In the data below, turn the lines starting at the one containing "doc-number: 无锡市协发【2021】第 7" and ending at the one containing "body-line: 全。 (18, 638, 622, 671)" into a numbered list, leaving out any blank lines.
┄┄┄┄┄┄
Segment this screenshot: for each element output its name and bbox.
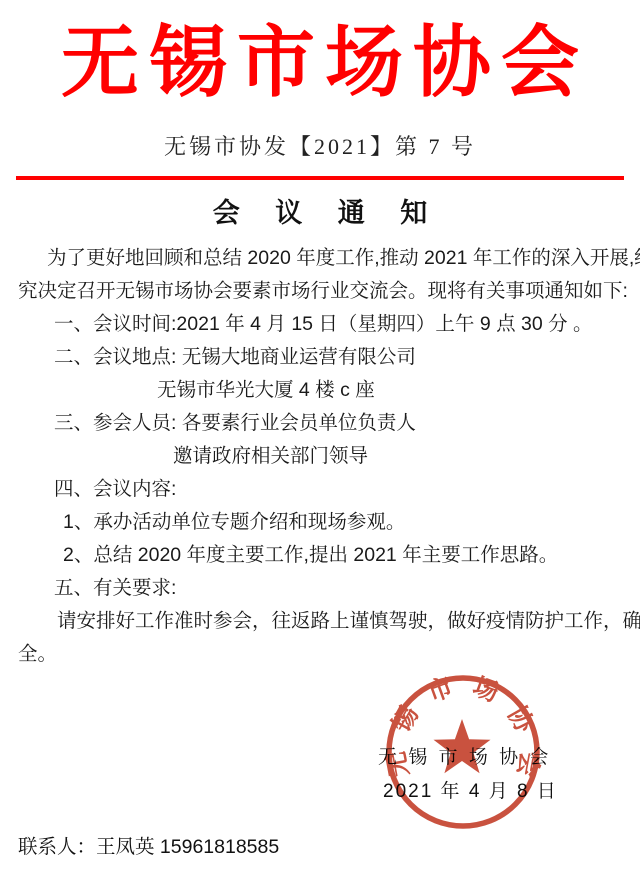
doc-number: 无锡市协发【2021】第 7 号 (0, 134, 640, 160)
signature-block: 无 锡 市 场 协 会 2021 年 4 月 8 日 (378, 742, 558, 803)
notice-title: 会 议 通 知 (0, 195, 640, 231)
signature-date: 2021 年 4 月 8 日 (378, 776, 558, 803)
body-line-agenda-heading: 四、会议内容: (18, 473, 622, 506)
signature-org: 无 锡 市 场 协 会 (378, 742, 558, 769)
body-line-address: 无锡市华光大厦 4 楼 c 座 (18, 374, 622, 407)
body-line: 全。 (18, 638, 622, 671)
body-line-requirements: 五、有关要求: (18, 572, 622, 605)
body-line-agenda-2: 2、总结 2020 年度主要工作,提出 2021 年主要工作思路。 (18, 539, 622, 572)
body-line-meeting-place: 二、会议地点: 无锡大地商业运营有限公司 (18, 341, 622, 374)
contact-line: 联系人：王凤英 15961818585 (18, 831, 279, 859)
body-line-meeting-time: 一、会议时间:2021 年 4 月 15 日（星期四）上午 9 点 30 分 。 (18, 308, 622, 341)
document-page: 无锡市场协会 无锡市协发【2021】第 7 号 会 议 通 知 为了更好地回顾和… (0, 0, 640, 894)
body-line: 究决定召开无锡市场协会要素市场行业交流会。现将有关事项通知如下: (18, 275, 622, 308)
notice-body: 为了更好地回顾和总结 2020 年度工作,推动 2021 年工作的深入开展,经研… (0, 242, 640, 671)
org-title: 无锡市场协会 (0, 0, 640, 106)
body-line-agenda-1: 1、承办活动单位专题介绍和现场参观。 (18, 506, 622, 539)
header-divider (16, 176, 624, 180)
body-line-invitees: 邀请政府相关部门领导 (18, 440, 622, 473)
body-line: 请安排好工作准时参会，往返路上谨慎驾驶，做好疫情防护工作，确保安 (18, 605, 622, 638)
body-line: 为了更好地回顾和总结 2020 年度工作,推动 2021 年工作的深入开展,经研 (18, 242, 622, 275)
body-line-participants: 三、参会人员: 各要素行业会员单位负责人 (18, 407, 622, 440)
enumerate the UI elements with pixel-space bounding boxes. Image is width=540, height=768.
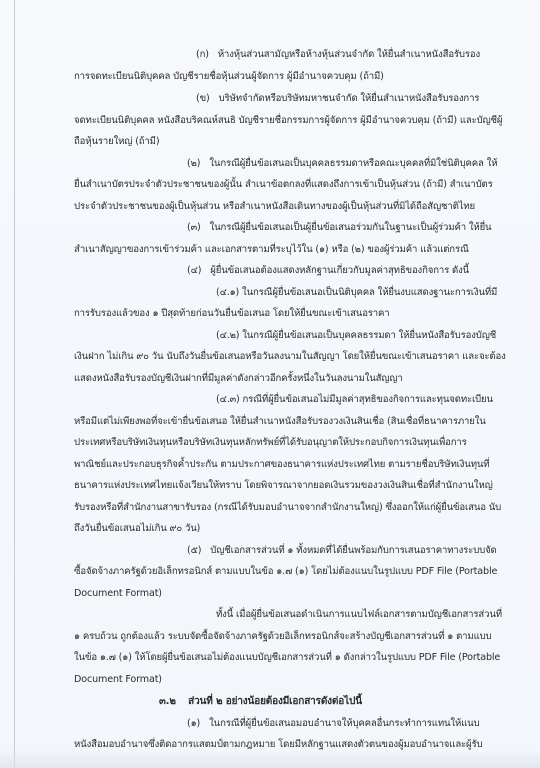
text-line: (๔.๑) ในกรณีผู้ยื่นข้อเสนอเป็นนิติบุคคล … — [216, 287, 497, 299]
text-line: เงินฝาก ไม่เกิน ๙๐ วัน นับถึงวันยื่นข้อเ… — [74, 351, 506, 363]
line-text: บริษัทจำกัดหรือบริษัทมหาชนจำกัด ให้ยื่นส… — [219, 93, 480, 104]
text-line: จดทะเบียนนิติบุคคล หนังสือบริคณห์สนธิ บั… — [74, 115, 502, 127]
text-line: (๔.๓) กรณีที่ผู้ยื่นข้อเสนอไม่มีมูลค่าสุ… — [216, 394, 493, 406]
line-text: การจดทะเบียนนิติบุคคล บัญชีรายชื่อหุ้นส่… — [74, 71, 384, 82]
text-line: การจดทะเบียนนิติบุคคล บัญชีรายชื่อหุ้นส่… — [74, 71, 384, 83]
line-text: สำเนาสัญญาของการเข้าร่วมค้า และเอกสารตาม… — [74, 244, 469, 255]
line-text: จดทะเบียนนิติบุคคล หนังสือบริคณห์สนธิ บั… — [74, 115, 502, 126]
line-text: (๔.๑) ในกรณีผู้ยื่นข้อเสนอเป็นนิติบุคคล … — [216, 287, 497, 298]
line-text: (๔.๒) ในกรณีผู้ยื่นข้อเสนอเป็นบุคคลธรรมด… — [216, 330, 496, 341]
text-line: ยื่นสำเนาบัตรประจำตัวประชาชนของผู้นั้น ส… — [74, 179, 493, 191]
line-text: รับรองหรือที่สำนักงานสาขารับรอง (กรณีได้… — [74, 502, 501, 513]
item-marker: (๑) — [187, 718, 200, 730]
line-text: ๑ ครบถ้วน ถูกต้องแล้ว ระบบจัดซื้อจัดจ้าง… — [74, 631, 492, 642]
line-text: ในกรณีที่ผู้ยื่นข้อเสนอมอบอำนาจให้บุคคลอ… — [209, 718, 479, 729]
line-text: ในกรณีผู้ยื่นข้อเสนอเป็นผู้ยื่นข้อเสนอร่… — [210, 222, 492, 233]
text-line: ธนาคารแห่งประเทศไทยแจ้งเวียนให้ทราบ โดยพ… — [74, 480, 493, 492]
text-line: (ก)ห้างหุ้นส่วนสามัญหรือห้างหุ้นส่วนจำกั… — [196, 49, 480, 61]
text-line: ทั้งนี้ เมื่อผู้ยื่นข้อเสนอดำเนินการแนบไ… — [216, 609, 502, 621]
item-marker: (๕) — [187, 545, 201, 557]
line-text: หนังสือมอบอำนาจซึ่งติดอากรแสตมป์ตามกฎหมา… — [74, 739, 482, 750]
item-marker: (๒) — [187, 158, 200, 170]
item-marker: (๔) — [187, 265, 201, 277]
line-text: ห้างหุ้นส่วนสามัญหรือห้างหุ้นส่วนจำกัด ใ… — [218, 49, 480, 60]
line-text: ประเทศหรือบริษัทเงินทุนหรือบริษัทเงินทุน… — [74, 437, 467, 448]
line-text: ผู้ยื่นข้อเสนอต้องแสดงหลักฐานเกี่ยวกับมู… — [210, 265, 469, 276]
line-text: พาณิชย์และประกอบธุรกิจค้ำประกัน ตามประกา… — [74, 459, 489, 470]
page-edge-divider — [14, 0, 15, 768]
text-line: ๑ ครบถ้วน ถูกต้องแล้ว ระบบจัดซื้อจัดจ้าง… — [74, 631, 492, 643]
line-text: ธนาคารแห่งประเทศไทยแจ้งเวียนให้ทราบ โดยพ… — [74, 480, 493, 491]
item-marker: (๓) — [187, 222, 201, 234]
text-line: แสดงหนังสือรับรองบัญชีเงินฝากที่มีมูลค่า… — [74, 373, 403, 385]
text-line: (๓)ในกรณีผู้ยื่นข้อเสนอเป็นผู้ยื่นข้อเสน… — [187, 222, 491, 234]
line-text: ในข้อ ๑.๗ (๑) ให้โดยผู้ยื่นข้อเสนอไม่ต้อ… — [74, 652, 500, 663]
line-text: หรือมีแต่ไม่เพียงพอที่จะเข้ายื่นข้อเสนอ … — [74, 416, 486, 427]
line-text: เงินฝาก ไม่เกิน ๙๐ วัน นับถึงวันยื่นข้อเ… — [74, 351, 506, 362]
section-number: ๓.๒ — [159, 696, 176, 708]
text-line: ถือหุ้นรายใหญ่ (ถ้ามี) — [74, 136, 159, 148]
text-line: (๑)ในกรณีที่ผู้ยื่นข้อเสนอมอบอำนาจให้บุค… — [187, 718, 480, 730]
text-line: รับรองหรือที่สำนักงานสาขารับรอง (กรณีได้… — [74, 502, 501, 514]
line-text: แสดงหนังสือรับรองบัญชีเงินฝากที่มีมูลค่า… — [74, 373, 403, 384]
document-page: (ก)ห้างหุ้นส่วนสามัญหรือห้างหุ้นส่วนจำกั… — [0, 0, 540, 768]
text-line: ประเทศหรือบริษัทเงินทุนหรือบริษัทเงินทุน… — [74, 437, 467, 449]
section-title: ส่วนที่ ๒ อย่างน้อยต้องมีเอกสารดังต่อไปน… — [188, 696, 362, 707]
line-text: ในกรณีผู้ยื่นข้อเสนอเป็นบุคคลธรรมดาหรือค… — [209, 158, 497, 169]
page-bottom-shadow — [0, 750, 540, 768]
text-line: ในข้อ ๑.๗ (๑) ให้โดยผู้ยื่นข้อเสนอไม่ต้อ… — [74, 652, 500, 664]
text-line: ซื้อจัดจ้างภาครัฐด้วยอิเล็กทรอนิกส์ ตามแ… — [74, 566, 497, 578]
line-text: Document Format) — [74, 674, 162, 685]
section-heading: ๓.๒ ส่วนที่ ๒ อย่างน้อยต้องมีเอกสารดังต่… — [159, 696, 362, 708]
text-line: (๔)ผู้ยื่นข้อเสนอต้องแสดงหลักฐานเกี่ยวกั… — [187, 265, 469, 277]
line-text: ถึงวันยื่นข้อเสนอไม่เกิน ๙๐ วัน) — [74, 523, 200, 534]
line-text: (๔.๓) กรณีที่ผู้ยื่นข้อเสนอไม่มีมูลค่าสุ… — [216, 394, 493, 405]
text-line: (ข)บริษัทจำกัดหรือบริษัทมหาชนจำกัด ให้ยื… — [196, 93, 479, 105]
text-line: (๕)บัญชีเอกสารส่วนที่ ๑ ทั้งหมดที่ได้ยื่… — [187, 545, 497, 557]
text-line: (๒)ในกรณีผู้ยื่นข้อเสนอเป็นบุคคลธรรมดาหร… — [187, 158, 497, 170]
line-text: ทั้งนี้ เมื่อผู้ยื่นข้อเสนอดำเนินการแนบไ… — [216, 609, 502, 620]
text-line: (๔.๒) ในกรณีผู้ยื่นข้อเสนอเป็นบุคคลธรรมด… — [216, 330, 496, 342]
item-marker: (ข) — [196, 93, 210, 105]
line-text: Document Format) — [74, 588, 162, 599]
text-line: ถึงวันยื่นข้อเสนอไม่เกิน ๙๐ วัน) — [74, 523, 200, 535]
text-line: Document Format) — [74, 674, 162, 686]
line-text: การรับรองแล้วของ ๑ ปีสุดท้ายก่อนวันยื่นข… — [74, 308, 390, 319]
line-text: ยื่นสำเนาบัตรประจำตัวประชาชนของผู้นั้น ส… — [74, 179, 493, 190]
item-marker: (ก) — [196, 49, 209, 61]
text-line: Document Format) — [74, 588, 162, 600]
line-text: ซื้อจัดจ้างภาครัฐด้วยอิเล็กทรอนิกส์ ตามแ… — [74, 566, 497, 577]
text-line: การรับรองแล้วของ ๑ ปีสุดท้ายก่อนวันยื่นข… — [74, 308, 390, 320]
text-line: พาณิชย์และประกอบธุรกิจค้ำประกัน ตามประกา… — [74, 459, 489, 471]
text-line: ประจำตัวประชาชนของผู้เป็นหุ้นส่วน หรือสำ… — [74, 201, 475, 213]
text-line: หรือมีแต่ไม่เพียงพอที่จะเข้ายื่นข้อเสนอ … — [74, 416, 486, 428]
text-line: สำเนาสัญญาของการเข้าร่วมค้า และเอกสารตาม… — [74, 244, 469, 256]
line-text: ประจำตัวประชาชนของผู้เป็นหุ้นส่วน หรือสำ… — [74, 201, 475, 212]
line-text: บัญชีเอกสารส่วนที่ ๑ ทั้งหมดที่ได้ยื่นพร… — [210, 545, 496, 556]
line-text: ถือหุ้นรายใหญ่ (ถ้ามี) — [74, 136, 159, 147]
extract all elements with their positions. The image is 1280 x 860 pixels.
┄┄┄┄┄┄
■ **Answer to this task**:
1. doc-number: 无锡市协发【2021】第 7 号 (0, 134, 640, 160)
2. signature-block: 无 锡 市 场 协 会 2021 年 4 月 8 日 (378, 742, 558, 803)
3. notice-title: 会 议 通 知 (0, 195, 640, 231)
4. signature-date: 2021 年 4 月 8 日 (378, 776, 558, 803)
5. body-line-agenda-heading: 四、会议内容: (18, 473, 622, 506)
6. signature-org: 无 锡 市 场 协 会 (378, 742, 558, 769)
7. body-line-address: 无锡市华光大厦 4 楼 c 座 (18, 374, 622, 407)
8. body-line: 全。 (18, 638, 622, 671)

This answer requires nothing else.